:: Data to use ::

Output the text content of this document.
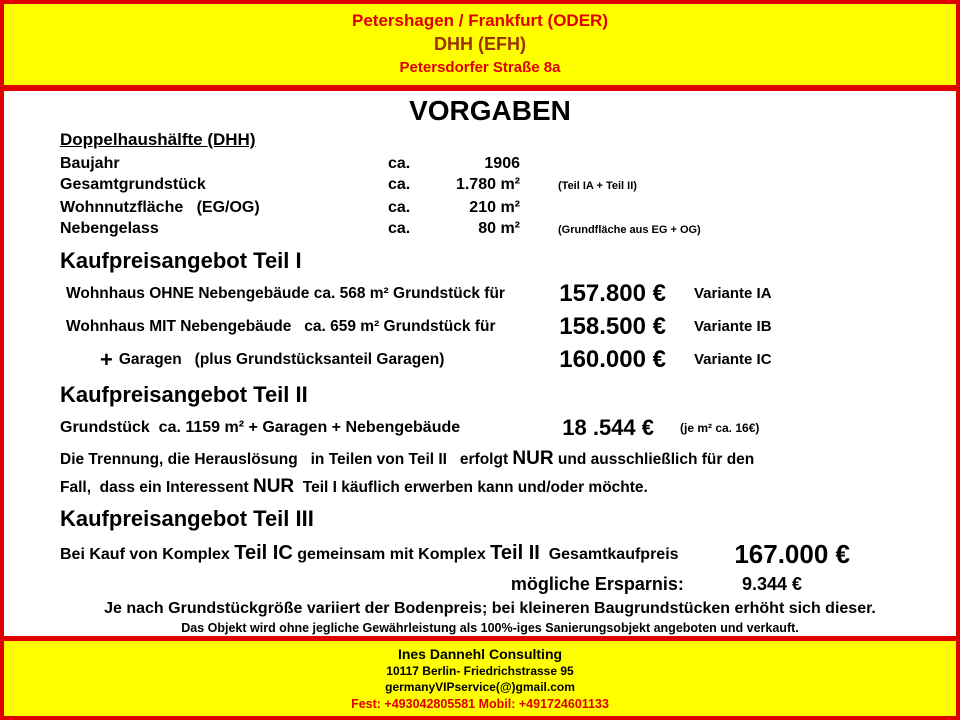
Petershagen / Frankfurt (ODER)
DHH (EFH)
Petersdorfer Straße 8a
VORGABEN
Doppelhaushälfte (DHH)
Baujahr	ca.	1906
Gesamtgrundstück	ca.	1.780 m²	(Teil IA + Teil II)
Wohnnutzfläche   (EG/OG)	ca.	210 m²
Nebengelass	ca.	80 m²	(Grundfläche aus EG + OG)
Kaufpreisangebot Teil I
Wohnhaus OHNE Nebengebäude ca. 568 m² Grundstück für	157.800 € Variante IA
Wohnhaus MIT Nebengebäude   ca. 659 m² Grundstück für	158.500 € Variante IB
+ Garagen   (plus Grundstücksanteil Garagen)	160.000 € Variante IC
Kaufpreisangebot Teil II
Grundstück  ca. 1159 m² + Garagen + Nebengebäude	18 .544 € (je m² ca. 16€)
Die Trennung, die Herauslösung   in Teilen von Teil II   erfolgt NUR und ausschließlich für den
Fall,  dass ein Interessent NUR  Teil I käuflich erwerben kann und/oder möchte.
Kaufpreisangebot Teil III
Bei Kauf von Komplex Teil IC gemeinsam mit Komplex Teil II  Gesamtkaufpreis	167.000 €
mögliche Ersparnis:	9.344 €
Je nach Grundstückgröße variiert der Bodenpreis; bei kleineren Baugrundstücken erhöht sich dieser.
Das Objekt wird ohne jegliche Gewährleistung als 100%-iges Sanierungsobjekt angeboten und verkauft.
Ines Dannehl Consulting
10117 Berlin- Friedrichstrasse 95
germanyVIPservice(@)gmail.com
Fest: +493042805581 Mobil: +491724601133
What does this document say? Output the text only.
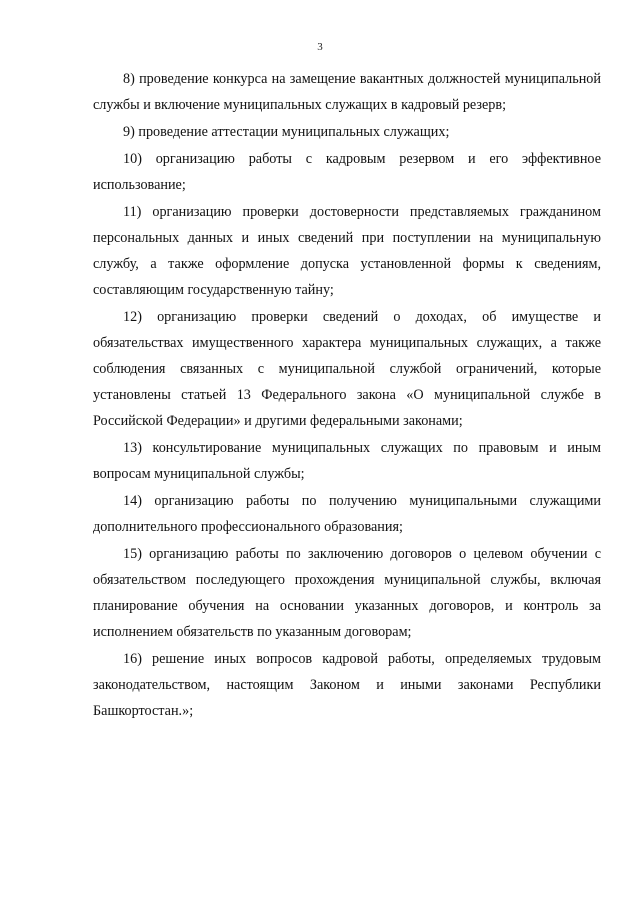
3

8) проведение конкурса на замещение вакантных должностей муниципальной службы и включение муниципальных служащих в кадровый резерв;

9) проведение аттестации муниципальных служащих;

10) организацию работы с кадровым резервом и его эффективное использование;

11) организацию проверки достоверности представляемых гражданином персональных данных и иных сведений при поступлении на муниципальную службу, а также оформление допуска установленной формы к сведениям, составляющим государственную тайну;

12) организацию проверки сведений о доходах, об имуществе и обязательствах имущественного характера муниципальных служащих, а также соблюдения связанных с муниципальной службой ограничений, которые установлены статьей 13 Федерального закона «О муниципальной службе в Российской Федерации» и другими федеральными законами;

13) консультирование муниципальных служащих по правовым и иным вопросам муниципальной службы;

14) организацию работы по получению муниципальными служащими дополнительного профессионального образования;

15) организацию работы по заключению договоров о целевом обучении с обязательством последующего прохождения муниципальной службы, включая планирование обучения на основании указанных договоров, и контроль за исполнением обязательств по указанным договорам;

16) решение иных вопросов кадровой работы, определяемых трудовым законодательством, настоящим Законом и иными законами Республики Башкортостан.»;
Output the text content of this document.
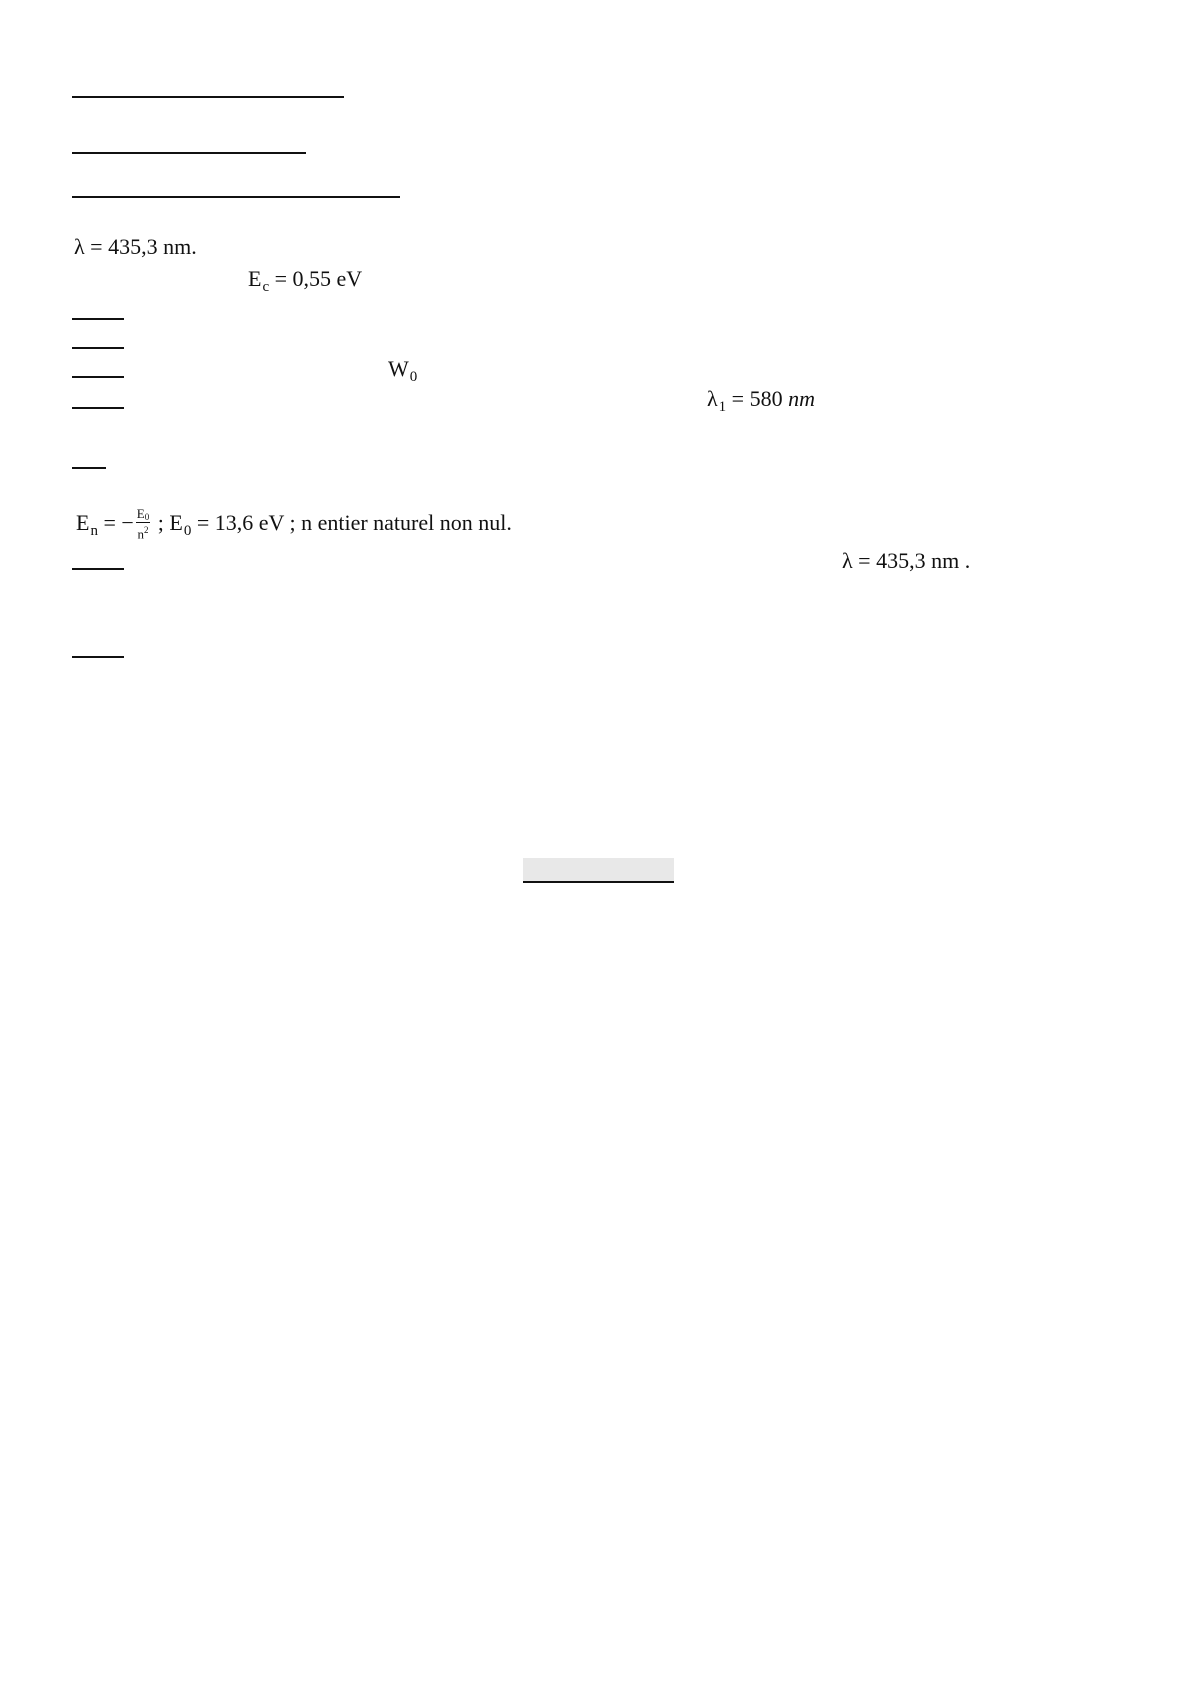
λ = 435,3 nm.
$E_c = 0,55$ eV
$W_0$
$\lambda_1 = 580$ nm
$E_n$ = − $\frac{E0}{n^2}$ ; $E_0 = 13,6$ eV ; n entier naturel non nul.
λ = 435,3 nm .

:::

# [What is required]
Select all lines in the listing that include the word "сведений".

# [Solution to this problem]
11) организацию проверки достоверности представляемых гражданином персональных данных и иных сведений при поступлении на муниципальную службу, а также оформление допуска установленной формы к сведениям, составляющим государственную тайну;
12) организацию проверки сведений о доходах, об имуществе и обязательствах имущественного характера муниципальных служащих, а также соблюдения связанных с муниципальной службой ограничений, которые установлены статьей 13 Федерального закона «О муниципальной службе в Российской Федерации» и другими федеральными законами;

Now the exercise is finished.